====== DATA TO USE ======

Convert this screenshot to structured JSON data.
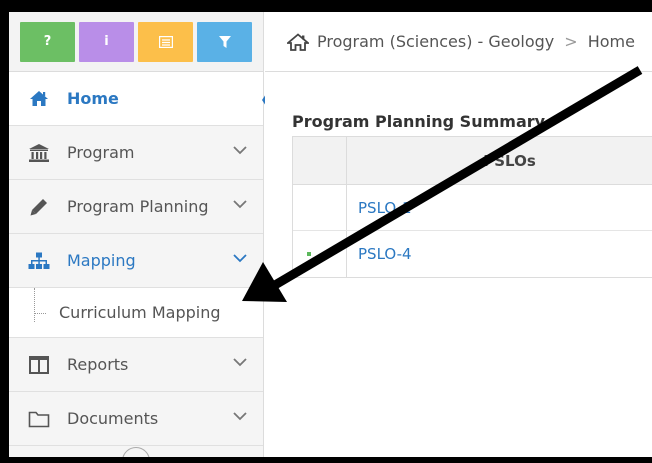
{
  "toolbar": {
    "buttons": [
      {
        "name": "help",
        "glyph": "?",
        "color": "#6cbf64"
      },
      {
        "name": "info",
        "glyph": "i",
        "color": "#b98ee8"
      },
      {
        "name": "list",
        "glyph": "",
        "color": "#fcbf4a"
      },
      {
        "name": "filter",
        "glyph": "",
        "color": "#5ab1e6"
      }
    ]
  },
  "sidebar": {
    "home": "Home",
    "items": [
      {
        "label": "Program",
        "icon": "institution-icon"
      },
      {
        "label": "Program Planning",
        "icon": "pencil-icon"
      },
      {
        "label": "Mapping",
        "icon": "sitemap-icon"
      },
      {
        "label": "Reports",
        "icon": "columns-icon"
      },
      {
        "label": "Documents",
        "icon": "folder-icon"
      }
    ],
    "subitem": "Curriculum Mapping"
  },
  "breadcrumb": {
    "program": "Program (Sciences) - Geology",
    "separator": ">",
    "current": "Home"
  },
  "summary": {
    "title": "Program Planning Summary",
    "column_header": "PSLOs",
    "rows": [
      "PSLO-1",
      "PSLO-4"
    ]
  },
  "colors": {
    "accent": "#2b78c2",
    "sidebar_bg": "#f5f5f5"
  }
}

======

WHAT IS REQUIRED: Copy all lines from the material that contain "icon".

RESPONSE TO THE TASK:
        "icon": "institution-icon"
        "icon": "pencil-icon"
        "icon": "sitemap-icon"
        "icon": "columns-icon"
        "icon": "folder-icon"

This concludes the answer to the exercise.